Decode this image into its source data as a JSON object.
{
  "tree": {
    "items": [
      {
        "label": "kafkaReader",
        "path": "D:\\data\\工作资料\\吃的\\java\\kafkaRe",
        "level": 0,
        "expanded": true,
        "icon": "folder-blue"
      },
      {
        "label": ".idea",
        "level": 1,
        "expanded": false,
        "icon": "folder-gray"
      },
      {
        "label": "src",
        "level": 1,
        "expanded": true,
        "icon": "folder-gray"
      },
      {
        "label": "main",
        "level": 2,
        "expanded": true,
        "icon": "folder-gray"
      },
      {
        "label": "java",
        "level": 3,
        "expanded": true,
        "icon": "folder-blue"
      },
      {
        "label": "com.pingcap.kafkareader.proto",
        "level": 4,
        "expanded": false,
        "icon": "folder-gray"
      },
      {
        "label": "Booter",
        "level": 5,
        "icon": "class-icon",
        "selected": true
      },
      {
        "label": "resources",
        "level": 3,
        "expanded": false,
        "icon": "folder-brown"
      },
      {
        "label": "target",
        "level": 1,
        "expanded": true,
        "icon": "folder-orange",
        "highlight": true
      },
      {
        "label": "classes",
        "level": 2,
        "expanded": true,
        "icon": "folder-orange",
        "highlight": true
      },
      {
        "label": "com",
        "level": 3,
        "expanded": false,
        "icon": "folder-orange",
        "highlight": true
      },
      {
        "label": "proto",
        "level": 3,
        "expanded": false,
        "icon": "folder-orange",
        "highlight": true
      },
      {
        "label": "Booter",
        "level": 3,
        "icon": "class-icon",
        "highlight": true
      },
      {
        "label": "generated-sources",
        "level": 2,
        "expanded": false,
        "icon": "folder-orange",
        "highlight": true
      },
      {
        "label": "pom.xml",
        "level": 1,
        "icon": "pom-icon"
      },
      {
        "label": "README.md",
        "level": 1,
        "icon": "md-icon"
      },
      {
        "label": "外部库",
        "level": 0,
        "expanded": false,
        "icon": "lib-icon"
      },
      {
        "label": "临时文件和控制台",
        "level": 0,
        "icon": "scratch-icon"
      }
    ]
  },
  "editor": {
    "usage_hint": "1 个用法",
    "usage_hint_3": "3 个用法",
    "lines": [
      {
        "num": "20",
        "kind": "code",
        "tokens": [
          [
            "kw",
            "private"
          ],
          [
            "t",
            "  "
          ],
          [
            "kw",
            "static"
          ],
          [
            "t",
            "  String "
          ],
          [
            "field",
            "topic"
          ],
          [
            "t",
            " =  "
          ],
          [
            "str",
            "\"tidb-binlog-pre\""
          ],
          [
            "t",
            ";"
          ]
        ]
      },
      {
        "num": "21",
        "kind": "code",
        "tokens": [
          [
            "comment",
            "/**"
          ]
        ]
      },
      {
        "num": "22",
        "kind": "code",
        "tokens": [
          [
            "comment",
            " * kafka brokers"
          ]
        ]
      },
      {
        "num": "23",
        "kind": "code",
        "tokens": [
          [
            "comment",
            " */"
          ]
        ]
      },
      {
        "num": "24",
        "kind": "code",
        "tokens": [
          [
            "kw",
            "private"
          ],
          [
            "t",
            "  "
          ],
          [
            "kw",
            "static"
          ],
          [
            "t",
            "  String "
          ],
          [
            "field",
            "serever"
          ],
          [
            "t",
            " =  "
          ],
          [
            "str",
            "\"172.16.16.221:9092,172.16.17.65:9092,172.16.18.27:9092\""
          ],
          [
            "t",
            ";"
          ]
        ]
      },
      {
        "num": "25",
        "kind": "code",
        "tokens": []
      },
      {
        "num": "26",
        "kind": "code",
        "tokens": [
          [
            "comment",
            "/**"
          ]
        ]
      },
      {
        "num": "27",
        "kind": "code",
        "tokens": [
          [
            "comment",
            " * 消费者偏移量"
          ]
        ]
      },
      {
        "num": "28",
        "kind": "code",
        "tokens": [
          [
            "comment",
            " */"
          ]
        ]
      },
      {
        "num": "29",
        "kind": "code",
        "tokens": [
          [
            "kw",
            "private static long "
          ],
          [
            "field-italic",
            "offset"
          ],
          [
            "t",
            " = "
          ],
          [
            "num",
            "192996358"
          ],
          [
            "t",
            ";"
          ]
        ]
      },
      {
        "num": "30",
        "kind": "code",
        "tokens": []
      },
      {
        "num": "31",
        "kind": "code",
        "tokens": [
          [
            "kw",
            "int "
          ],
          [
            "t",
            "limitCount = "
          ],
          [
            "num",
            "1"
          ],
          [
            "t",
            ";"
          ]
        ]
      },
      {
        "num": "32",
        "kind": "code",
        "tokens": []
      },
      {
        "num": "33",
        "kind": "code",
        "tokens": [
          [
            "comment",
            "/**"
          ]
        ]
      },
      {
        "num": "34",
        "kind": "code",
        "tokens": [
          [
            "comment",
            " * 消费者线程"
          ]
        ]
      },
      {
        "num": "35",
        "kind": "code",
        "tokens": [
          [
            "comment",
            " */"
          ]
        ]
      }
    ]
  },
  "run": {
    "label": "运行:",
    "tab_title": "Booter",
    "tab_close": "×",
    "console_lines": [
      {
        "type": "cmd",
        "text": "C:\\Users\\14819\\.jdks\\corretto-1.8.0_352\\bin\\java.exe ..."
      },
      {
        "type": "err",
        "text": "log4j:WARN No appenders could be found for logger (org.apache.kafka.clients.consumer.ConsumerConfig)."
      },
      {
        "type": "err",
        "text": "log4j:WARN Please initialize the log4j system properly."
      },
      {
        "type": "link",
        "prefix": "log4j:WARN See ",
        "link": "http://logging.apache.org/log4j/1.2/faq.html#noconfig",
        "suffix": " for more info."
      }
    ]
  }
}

> **PROBLEM TO SOLVE**
Extract the data in full. Keep it word for word.

> **THE ANSWER**
Decode this image into its source data as a JSON object.
{
  "tree": {
    "items": [
      {
        "label": "kafkaReader",
        "path": "D:\\data\\工作资料\\吃的\\java\\kafkaRe",
        "level": 0,
        "expanded": true,
        "icon": "folder-blue"
      },
      {
        "label": ".idea",
        "level": 1,
        "expanded": false,
        "icon": "folder-gray"
      },
      {
        "label": "src",
        "level": 1,
        "expanded": true,
        "icon": "folder-gray"
      },
      {
        "label": "main",
        "level": 2,
        "expanded": true,
        "icon": "folder-gray"
      },
      {
        "label": "java",
        "level": 3,
        "expanded": true,
        "icon": "folder-blue"
      },
      {
        "label": "com.pingcap.kafkareader.proto",
        "level": 4,
        "expanded": false,
        "icon": "folder-gray"
      },
      {
        "label": "Booter",
        "level": 5,
        "icon": "class-icon",
        "selected": true
      },
      {
        "label": "resources",
        "level": 3,
        "expanded": false,
        "icon": "folder-brown"
      },
      {
        "label": "target",
        "level": 1,
        "expanded": true,
        "icon": "folder-orange",
        "highlight": true
      },
      {
        "label": "classes",
        "level": 2,
        "expanded": true,
        "icon": "folder-orange",
        "highlight": true
      },
      {
        "label": "com",
        "level": 3,
        "expanded": false,
        "icon": "folder-orange",
        "highlight": true
      },
      {
        "label": "proto",
        "level": 3,
        "expanded": false,
        "icon": "folder-orange",
        "highlight": true
      },
      {
        "label": "Booter",
        "level": 3,
        "icon": "class-icon",
        "highlight": true
      },
      {
        "label": "generated-sources",
        "level": 2,
        "expanded": false,
        "icon": "folder-orange",
        "highlight": true
      },
      {
        "label": "pom.xml",
        "level": 1,
        "icon": "pom-icon"
      },
      {
        "label": "README.md",
        "level": 1,
        "icon": "md-icon"
      },
      {
        "label": "外部库",
        "level": 0,
        "expanded": false,
        "icon": "lib-icon"
      },
      {
        "label": "临时文件和控制台",
        "level": 0,
        "icon": "scratch-icon"
      }
    ]
  },
  "editor": {
    "usage_hint": "1 个用法",
    "usage_hint_3": "3 个用法",
    "lines": [
      {
        "num": "20",
        "kind": "code",
        "tokens": [
          [
            "kw",
            "private"
          ],
          [
            "t",
            "  "
          ],
          [
            "kw",
            "static"
          ],
          [
            "t",
            "  String "
          ],
          [
            "field",
            "topic"
          ],
          [
            "t",
            " =  "
          ],
          [
            "str",
            "\"tidb-binlog-pre\""
          ],
          [
            "t",
            ";"
          ]
        ]
      },
      {
        "num": "21",
        "kind": "code",
        "tokens": [
          [
            "comment",
            "/**"
          ]
        ]
      },
      {
        "num": "22",
        "kind": "code",
        "tokens": [
          [
            "comment",
            " * kafka brokers"
          ]
        ]
      },
      {
        "num": "23",
        "kind": "code",
        "tokens": [
          [
            "comment",
            " */"
          ]
        ]
      },
      {
        "num": "24",
        "kind": "code",
        "tokens": [
          [
            "kw",
            "private"
          ],
          [
            "t",
            "  "
          ],
          [
            "kw",
            "static"
          ],
          [
            "t",
            "  String "
          ],
          [
            "field",
            "serever"
          ],
          [
            "t",
            " =  "
          ],
          [
            "str",
            "\"172.16.16.221:9092,172.16.17.65:9092,172.16.18.27:9092\""
          ],
          [
            "t",
            ";"
          ]
        ]
      },
      {
        "num": "25",
        "kind": "code",
        "tokens": []
      },
      {
        "num": "26",
        "kind": "code",
        "tokens": [
          [
            "comment",
            "/**"
          ]
        ]
      },
      {
        "num": "27",
        "kind": "code",
        "tokens": [
          [
            "comment",
            " * 消费者偏移量"
          ]
        ]
      },
      {
        "num": "28",
        "kind": "code",
        "tokens": [
          [
            "comment",
            " */"
          ]
        ]
      },
      {
        "num": "29",
        "kind": "code",
        "tokens": [
          [
            "kw",
            "private static long "
          ],
          [
            "field-italic",
            "offset"
          ],
          [
            "t",
            " = "
          ],
          [
            "num",
            "192996358"
          ],
          [
            "t",
            ";"
          ]
        ]
      },
      {
        "num": "30",
        "kind": "code",
        "tokens": []
      },
      {
        "num": "31",
        "kind": "code",
        "tokens": [
          [
            "kw",
            "int "
          ],
          [
            "t",
            "limitCount = "
          ],
          [
            "num",
            "1"
          ],
          [
            "t",
            ";"
          ]
        ]
      },
      {
        "num": "32",
        "kind": "code",
        "tokens": []
      },
      {
        "num": "33",
        "kind": "code",
        "tokens": [
          [
            "comment",
            "/**"
          ]
        ]
      },
      {
        "num": "34",
        "kind": "code",
        "tokens": [
          [
            "comment",
            " * 消费者线程"
          ]
        ]
      },
      {
        "num": "35",
        "kind": "code",
        "tokens": [
          [
            "comment",
            " */"
          ]
        ]
      }
    ]
  },
  "run": {
    "label": "运行:",
    "tab_title": "Booter",
    "tab_close": "×",
    "console_lines": [
      {
        "type": "cmd",
        "text": "C:\\Users\\14819\\.jdks\\corretto-1.8.0_352\\bin\\java.exe ..."
      },
      {
        "type": "err",
        "text": "log4j:WARN No appenders could be found for logger (org.apache.kafka.clients.consumer.ConsumerConfig)."
      },
      {
        "type": "err",
        "text": "log4j:WARN Please initialize the log4j system properly."
      },
      {
        "type": "link",
        "prefix": "log4j:WARN See ",
        "link": "http://logging.apache.org/log4j/1.2/faq.html#noconfig",
        "suffix": " for more info."
      }
    ]
  }
}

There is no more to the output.